[Set task]:
Take all the material and copy it exactly.

_ _ _

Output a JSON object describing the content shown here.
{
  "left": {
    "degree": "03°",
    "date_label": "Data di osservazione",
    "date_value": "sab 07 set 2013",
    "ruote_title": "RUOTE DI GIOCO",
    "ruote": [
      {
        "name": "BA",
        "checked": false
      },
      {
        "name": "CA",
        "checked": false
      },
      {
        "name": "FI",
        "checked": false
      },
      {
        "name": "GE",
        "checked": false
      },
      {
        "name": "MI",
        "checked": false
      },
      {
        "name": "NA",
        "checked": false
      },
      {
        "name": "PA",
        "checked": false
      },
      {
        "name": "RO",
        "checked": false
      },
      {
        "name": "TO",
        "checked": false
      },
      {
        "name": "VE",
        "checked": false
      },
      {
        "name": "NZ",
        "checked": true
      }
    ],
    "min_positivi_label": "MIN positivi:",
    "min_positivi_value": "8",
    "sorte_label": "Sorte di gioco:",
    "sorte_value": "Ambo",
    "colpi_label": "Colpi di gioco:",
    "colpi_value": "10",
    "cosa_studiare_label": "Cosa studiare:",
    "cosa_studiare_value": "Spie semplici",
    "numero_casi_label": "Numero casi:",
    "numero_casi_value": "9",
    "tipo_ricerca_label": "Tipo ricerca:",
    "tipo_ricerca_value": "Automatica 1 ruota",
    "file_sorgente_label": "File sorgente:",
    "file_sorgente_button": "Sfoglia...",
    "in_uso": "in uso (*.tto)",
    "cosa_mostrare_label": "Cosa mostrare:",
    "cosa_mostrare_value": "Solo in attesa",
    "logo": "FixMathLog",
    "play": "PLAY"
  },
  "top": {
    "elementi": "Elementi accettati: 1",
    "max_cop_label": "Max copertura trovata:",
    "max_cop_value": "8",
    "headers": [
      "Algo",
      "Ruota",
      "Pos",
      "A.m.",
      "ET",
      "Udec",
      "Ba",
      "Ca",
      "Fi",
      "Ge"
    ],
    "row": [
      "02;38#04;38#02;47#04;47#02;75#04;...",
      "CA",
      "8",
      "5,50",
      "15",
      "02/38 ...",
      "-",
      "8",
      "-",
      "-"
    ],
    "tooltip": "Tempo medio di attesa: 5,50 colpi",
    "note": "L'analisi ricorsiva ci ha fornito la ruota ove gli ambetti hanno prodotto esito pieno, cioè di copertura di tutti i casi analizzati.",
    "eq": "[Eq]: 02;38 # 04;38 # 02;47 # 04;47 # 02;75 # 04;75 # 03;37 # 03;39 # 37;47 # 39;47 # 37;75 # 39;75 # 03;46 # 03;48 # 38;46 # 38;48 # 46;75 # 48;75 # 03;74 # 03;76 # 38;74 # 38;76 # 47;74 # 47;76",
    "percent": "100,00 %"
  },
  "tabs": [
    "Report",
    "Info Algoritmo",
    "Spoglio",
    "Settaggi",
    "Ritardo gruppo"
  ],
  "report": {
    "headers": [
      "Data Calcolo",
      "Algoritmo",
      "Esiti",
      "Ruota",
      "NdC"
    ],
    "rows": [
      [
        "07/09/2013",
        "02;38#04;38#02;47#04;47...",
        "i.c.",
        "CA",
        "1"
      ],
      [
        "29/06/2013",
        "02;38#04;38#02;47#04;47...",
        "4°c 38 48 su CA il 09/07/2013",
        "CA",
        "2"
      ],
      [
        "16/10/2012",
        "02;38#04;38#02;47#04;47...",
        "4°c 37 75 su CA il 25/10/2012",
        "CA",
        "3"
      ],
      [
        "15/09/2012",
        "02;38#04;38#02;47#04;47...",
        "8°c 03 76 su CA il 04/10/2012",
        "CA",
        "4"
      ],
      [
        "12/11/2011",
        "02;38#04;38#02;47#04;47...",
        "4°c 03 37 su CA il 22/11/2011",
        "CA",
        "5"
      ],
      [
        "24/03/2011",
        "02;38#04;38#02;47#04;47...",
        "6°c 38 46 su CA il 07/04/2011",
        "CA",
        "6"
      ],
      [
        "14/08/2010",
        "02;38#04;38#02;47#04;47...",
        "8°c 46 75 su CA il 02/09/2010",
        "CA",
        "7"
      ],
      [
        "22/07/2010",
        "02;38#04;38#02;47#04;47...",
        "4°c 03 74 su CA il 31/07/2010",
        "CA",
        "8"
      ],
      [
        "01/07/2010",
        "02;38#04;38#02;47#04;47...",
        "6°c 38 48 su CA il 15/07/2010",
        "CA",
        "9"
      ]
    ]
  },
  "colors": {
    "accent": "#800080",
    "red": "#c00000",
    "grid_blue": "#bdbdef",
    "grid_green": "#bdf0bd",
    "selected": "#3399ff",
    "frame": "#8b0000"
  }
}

_ _ _

[The answer]:
Output a JSON object describing the content shown here.
{
  "left": {
    "degree": "03°",
    "date_label": "Data di osservazione",
    "date_value": "sab 07 set 2013",
    "ruote_title": "RUOTE DI GIOCO",
    "ruote": [
      {
        "name": "BA",
        "checked": false
      },
      {
        "name": "CA",
        "checked": false
      },
      {
        "name": "FI",
        "checked": false
      },
      {
        "name": "GE",
        "checked": false
      },
      {
        "name": "MI",
        "checked": false
      },
      {
        "name": "NA",
        "checked": false
      },
      {
        "name": "PA",
        "checked": false
      },
      {
        "name": "RO",
        "checked": false
      },
      {
        "name": "TO",
        "checked": false
      },
      {
        "name": "VE",
        "checked": false
      },
      {
        "name": "NZ",
        "checked": true
      }
    ],
    "min_positivi_label": "MIN positivi:",
    "min_positivi_value": "8",
    "sorte_label": "Sorte di gioco:",
    "sorte_value": "Ambo",
    "colpi_label": "Colpi di gioco:",
    "colpi_value": "10",
    "cosa_studiare_label": "Cosa studiare:",
    "cosa_studiare_value": "Spie semplici",
    "numero_casi_label": "Numero casi:",
    "numero_casi_value": "9",
    "tipo_ricerca_label": "Tipo ricerca:",
    "tipo_ricerca_value": "Automatica 1 ruota",
    "file_sorgente_label": "File sorgente:",
    "file_sorgente_button": "Sfoglia...",
    "in_uso": "in uso (*.tto)",
    "cosa_mostrare_label": "Cosa mostrare:",
    "cosa_mostrare_value": "Solo in attesa",
    "logo": "FixMathLog",
    "play": "PLAY"
  },
  "top": {
    "elementi": "Elementi accettati: 1",
    "max_cop_label": "Max copertura trovata:",
    "max_cop_value": "8",
    "headers": [
      "Algo",
      "Ruota",
      "Pos",
      "A.m.",
      "ET",
      "Udec",
      "Ba",
      "Ca",
      "Fi",
      "Ge"
    ],
    "row": [
      "02;38#04;38#02;47#04;47#02;75#04;...",
      "CA",
      "8",
      "5,50",
      "15",
      "02/38 ...",
      "-",
      "8",
      "-",
      "-"
    ],
    "tooltip": "Tempo medio di attesa: 5,50 colpi",
    "note": "L'analisi ricorsiva ci ha fornito la ruota ove gli ambetti hanno prodotto esito pieno, cioè di copertura di tutti i casi analizzati.",
    "eq": "[Eq]: 02;38 # 04;38 # 02;47 # 04;47 # 02;75 # 04;75 # 03;37 # 03;39 # 37;47 # 39;47 # 37;75 # 39;75 # 03;46 # 03;48 # 38;46 # 38;48 # 46;75 # 48;75 # 03;74 # 03;76 # 38;74 # 38;76 # 47;74 # 47;76",
    "percent": "100,00 %"
  },
  "tabs": [
    "Report",
    "Info Algoritmo",
    "Spoglio",
    "Settaggi",
    "Ritardo gruppo"
  ],
  "report": {
    "headers": [
      "Data Calcolo",
      "Algoritmo",
      "Esiti",
      "Ruota",
      "NdC"
    ],
    "rows": [
      [
        "07/09/2013",
        "02;38#04;38#02;47#04;47...",
        "i.c.",
        "CA",
        "1"
      ],
      [
        "29/06/2013",
        "02;38#04;38#02;47#04;47...",
        "4°c 38 48 su CA il 09/07/2013",
        "CA",
        "2"
      ],
      [
        "16/10/2012",
        "02;38#04;38#02;47#04;47...",
        "4°c 37 75 su CA il 25/10/2012",
        "CA",
        "3"
      ],
      [
        "15/09/2012",
        "02;38#04;38#02;47#04;47...",
        "8°c 03 76 su CA il 04/10/2012",
        "CA",
        "4"
      ],
      [
        "12/11/2011",
        "02;38#04;38#02;47#04;47...",
        "4°c 03 37 su CA il 22/11/2011",
        "CA",
        "5"
      ],
      [
        "24/03/2011",
        "02;38#04;38#02;47#04;47...",
        "6°c 38 46 su CA il 07/04/2011",
        "CA",
        "6"
      ],
      [
        "14/08/2010",
        "02;38#04;38#02;47#04;47...",
        "8°c 46 75 su CA il 02/09/2010",
        "CA",
        "7"
      ],
      [
        "22/07/2010",
        "02;38#04;38#02;47#04;47...",
        "4°c 03 74 su CA il 31/07/2010",
        "CA",
        "8"
      ],
      [
        "01/07/2010",
        "02;38#04;38#02;47#04;47...",
        "6°c 38 48 su CA il 15/07/2010",
        "CA",
        "9"
      ]
    ]
  },
  "colors": {
    "accent": "#800080",
    "red": "#c00000",
    "grid_blue": "#bdbdef",
    "grid_green": "#bdf0bd",
    "selected": "#3399ff",
    "frame": "#8b0000"
  }
}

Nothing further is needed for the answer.